Short problem ▸ Retype the full set of records. Keep every character identical.

(Data items)

● ● ● ● ●

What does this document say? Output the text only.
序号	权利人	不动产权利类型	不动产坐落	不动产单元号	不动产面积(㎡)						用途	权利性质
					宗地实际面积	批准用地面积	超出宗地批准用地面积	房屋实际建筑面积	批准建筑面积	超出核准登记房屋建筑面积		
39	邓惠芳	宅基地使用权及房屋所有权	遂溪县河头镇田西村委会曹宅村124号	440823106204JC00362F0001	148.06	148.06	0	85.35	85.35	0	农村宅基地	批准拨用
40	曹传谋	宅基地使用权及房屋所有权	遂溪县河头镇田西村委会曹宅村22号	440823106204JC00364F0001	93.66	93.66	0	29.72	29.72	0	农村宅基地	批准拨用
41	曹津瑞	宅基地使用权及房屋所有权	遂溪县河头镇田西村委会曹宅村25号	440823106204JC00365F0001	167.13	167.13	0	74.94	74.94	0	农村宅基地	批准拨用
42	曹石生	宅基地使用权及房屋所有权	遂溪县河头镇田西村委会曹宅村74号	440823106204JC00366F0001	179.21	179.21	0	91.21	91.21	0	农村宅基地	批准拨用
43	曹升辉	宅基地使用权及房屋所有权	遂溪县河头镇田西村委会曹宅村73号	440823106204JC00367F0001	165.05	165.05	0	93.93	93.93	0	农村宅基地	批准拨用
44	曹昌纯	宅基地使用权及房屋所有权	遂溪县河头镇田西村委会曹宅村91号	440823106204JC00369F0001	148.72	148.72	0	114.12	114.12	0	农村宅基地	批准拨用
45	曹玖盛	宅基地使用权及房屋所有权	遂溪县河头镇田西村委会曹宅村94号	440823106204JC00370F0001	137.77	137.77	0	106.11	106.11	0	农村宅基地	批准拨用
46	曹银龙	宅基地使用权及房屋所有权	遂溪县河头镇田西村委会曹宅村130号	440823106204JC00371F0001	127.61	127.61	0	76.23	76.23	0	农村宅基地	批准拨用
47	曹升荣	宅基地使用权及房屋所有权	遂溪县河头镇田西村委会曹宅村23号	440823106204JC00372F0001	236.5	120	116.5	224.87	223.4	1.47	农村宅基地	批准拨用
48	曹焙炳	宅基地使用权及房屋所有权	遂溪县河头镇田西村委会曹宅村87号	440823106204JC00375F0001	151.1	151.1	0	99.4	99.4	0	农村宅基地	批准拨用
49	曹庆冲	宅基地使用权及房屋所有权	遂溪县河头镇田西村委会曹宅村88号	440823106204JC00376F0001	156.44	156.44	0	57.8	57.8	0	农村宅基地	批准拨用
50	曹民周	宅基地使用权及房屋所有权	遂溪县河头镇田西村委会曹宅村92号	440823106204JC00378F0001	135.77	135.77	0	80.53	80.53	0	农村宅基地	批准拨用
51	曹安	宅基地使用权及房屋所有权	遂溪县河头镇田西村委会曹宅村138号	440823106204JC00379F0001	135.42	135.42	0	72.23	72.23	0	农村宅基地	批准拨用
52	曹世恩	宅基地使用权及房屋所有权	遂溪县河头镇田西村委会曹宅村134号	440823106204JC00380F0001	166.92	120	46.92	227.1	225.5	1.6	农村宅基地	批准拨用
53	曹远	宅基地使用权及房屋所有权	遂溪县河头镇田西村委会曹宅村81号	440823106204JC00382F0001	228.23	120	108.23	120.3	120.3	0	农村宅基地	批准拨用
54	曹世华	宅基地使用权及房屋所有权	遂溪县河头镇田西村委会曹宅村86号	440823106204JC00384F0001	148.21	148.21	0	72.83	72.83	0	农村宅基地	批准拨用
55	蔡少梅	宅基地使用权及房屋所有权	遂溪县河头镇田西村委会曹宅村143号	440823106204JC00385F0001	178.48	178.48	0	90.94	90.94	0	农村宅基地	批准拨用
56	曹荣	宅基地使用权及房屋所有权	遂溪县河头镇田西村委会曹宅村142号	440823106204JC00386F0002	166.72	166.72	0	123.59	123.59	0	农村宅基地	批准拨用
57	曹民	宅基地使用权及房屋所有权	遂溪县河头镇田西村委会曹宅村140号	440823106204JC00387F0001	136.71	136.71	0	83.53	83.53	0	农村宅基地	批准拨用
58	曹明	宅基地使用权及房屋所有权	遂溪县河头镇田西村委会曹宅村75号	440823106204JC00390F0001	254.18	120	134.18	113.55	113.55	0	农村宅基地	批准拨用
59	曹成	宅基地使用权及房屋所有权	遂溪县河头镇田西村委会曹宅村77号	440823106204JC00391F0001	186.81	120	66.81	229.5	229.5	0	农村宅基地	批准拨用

● ● ● ● ●

Complete output ▸
What does this document say? Output the text only.
序号	权利人	不动产权利类型	不动产坐落	不动产单元号	不动产面积(㎡)						用途	权利性质
					宗地实际面积	批准用地面积	超出宗地批准用地面积	房屋实际建筑面积	批准建筑面积	超出核准登记房屋建筑面积		
39	邓惠芳	宅基地使用权及房屋所有权	遂溪县河头镇田西村委会曹宅村124号	440823106204JC00362F0001	148.06	148.06	0	85.35	85.35	0	农村宅基地	批准拨用
40	曹传谋	宅基地使用权及房屋所有权	遂溪县河头镇田西村委会曹宅村22号	440823106204JC00364F0001	93.66	93.66	0	29.72	29.72	0	农村宅基地	批准拨用
41	曹津瑞	宅基地使用权及房屋所有权	遂溪县河头镇田西村委会曹宅村25号	440823106204JC00365F0001	167.13	167.13	0	74.94	74.94	0	农村宅基地	批准拨用
42	曹石生	宅基地使用权及房屋所有权	遂溪县河头镇田西村委会曹宅村74号	440823106204JC00366F0001	179.21	179.21	0	91.21	91.21	0	农村宅基地	批准拨用
43	曹升辉	宅基地使用权及房屋所有权	遂溪县河头镇田西村委会曹宅村73号	440823106204JC00367F0001	165.05	165.05	0	93.93	93.93	0	农村宅基地	批准拨用
44	曹昌纯	宅基地使用权及房屋所有权	遂溪县河头镇田西村委会曹宅村91号	440823106204JC00369F0001	148.72	148.72	0	114.12	114.12	0	农村宅基地	批准拨用
45	曹玖盛	宅基地使用权及房屋所有权	遂溪县河头镇田西村委会曹宅村94号	440823106204JC00370F0001	137.77	137.77	0	106.11	106.11	0	农村宅基地	批准拨用
46	曹银龙	宅基地使用权及房屋所有权	遂溪县河头镇田西村委会曹宅村130号	440823106204JC00371F0001	127.61	127.61	0	76.23	76.23	0	农村宅基地	批准拨用
47	曹升荣	宅基地使用权及房屋所有权	遂溪县河头镇田西村委会曹宅村23号	440823106204JC00372F0001	236.5	120	116.5	224.87	223.4	1.47	农村宅基地	批准拨用
48	曹焙炳	宅基地使用权及房屋所有权	遂溪县河头镇田西村委会曹宅村87号	440823106204JC00375F0001	151.1	151.1	0	99.4	99.4	0	农村宅基地	批准拨用
49	曹庆冲	宅基地使用权及房屋所有权	遂溪县河头镇田西村委会曹宅村88号	440823106204JC00376F0001	156.44	156.44	0	57.8	57.8	0	农村宅基地	批准拨用
50	曹民周	宅基地使用权及房屋所有权	遂溪县河头镇田西村委会曹宅村92号	440823106204JC00378F0001	135.77	135.77	0	80.53	80.53	0	农村宅基地	批准拨用
51	曹安	宅基地使用权及房屋所有权	遂溪县河头镇田西村委会曹宅村138号	440823106204JC00379F0001	135.42	135.42	0	72.23	72.23	0	农村宅基地	批准拨用
52	曹世恩	宅基地使用权及房屋所有权	遂溪县河头镇田西村委会曹宅村134号	440823106204JC00380F0001	166.92	120	46.92	227.1	225.5	1.6	农村宅基地	批准拨用
53	曹远	宅基地使用权及房屋所有权	遂溪县河头镇田西村委会曹宅村81号	440823106204JC00382F0001	228.23	120	108.23	120.3	120.3	0	农村宅基地	批准拨用
54	曹世华	宅基地使用权及房屋所有权	遂溪县河头镇田西村委会曹宅村86号	440823106204JC00384F0001	148.21	148.21	0	72.83	72.83	0	农村宅基地	批准拨用
55	蔡少梅	宅基地使用权及房屋所有权	遂溪县河头镇田西村委会曹宅村143号	440823106204JC00385F0001	178.48	178.48	0	90.94	90.94	0	农村宅基地	批准拨用
56	曹荣	宅基地使用权及房屋所有权	遂溪县河头镇田西村委会曹宅村142号	440823106204JC00386F0002	166.72	166.72	0	123.59	123.59	0	农村宅基地	批准拨用
57	曹民	宅基地使用权及房屋所有权	遂溪县河头镇田西村委会曹宅村140号	440823106204JC00387F0001	136.71	136.71	0	83.53	83.53	0	农村宅基地	批准拨用
58	曹明	宅基地使用权及房屋所有权	遂溪县河头镇田西村委会曹宅村75号	440823106204JC00390F0001	254.18	120	134.18	113.55	113.55	0	农村宅基地	批准拨用
59	曹成	宅基地使用权及房屋所有权	遂溪县河头镇田西村委会曹宅村77号	440823106204JC00391F0001	186.81	120	66.81	229.5	229.5	0	农村宅基地	批准拨用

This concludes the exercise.